→ Brief
Answer with one number: the count of lines in this material that hold the word "школьном".

→ Records for the exercise
════

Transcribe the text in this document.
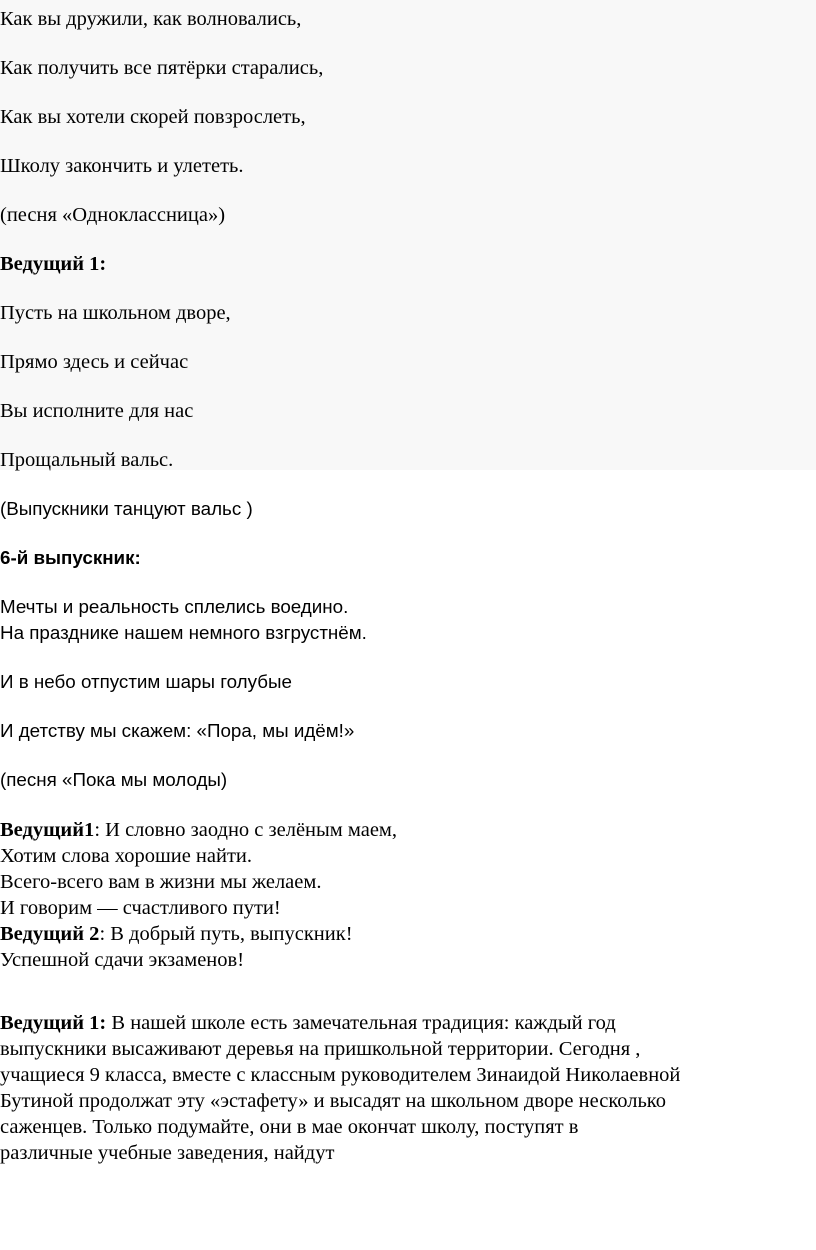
Как вы дружили, как волновались,

Как получить все пятёрки старались,

Как вы хотели скорей повзрослеть,

Школу закончить и улететь.

(песня «Одноклассница»)

Ведущий 1:

Пусть на школьном дворе,

Прямо здесь и сейчас

Вы исполните для нас

Прощальный вальс.

(Выпускники танцуют вальс )

6-й выпускник:

Мечты и реальность сплелись воедино.

На празднике нашем немного взгрустнём.

И в небо отпустим шары голубые

И детству мы скажем: «Пора, мы идём!»

(песня «Пока мы молоды)

Ведущий1: И словно заодно с зелёным маем,

Хотим слова хорошие найти.

Всего-всего вам в жизни мы желаем.

И говорим — счастливого пути!

Ведущий 2: В добрый путь, выпускник!

Успешной сдачи экзаменов!

Ведущий 1: В нашей школе есть замечательная традиция: каждый год

выпускники высаживают деревья на пришкольной территории. Сегодня ,

учащиеся 9 класса, вместе с классным руководителем Зинаидой Николаевной

Бутиной продолжат эту «эстафету» и высадят на школьном дворе несколько

саженцев. Только подумайте, они в мае окончат школу, поступят в

различные учебные заведения, найдут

════

→ Exercise solution
2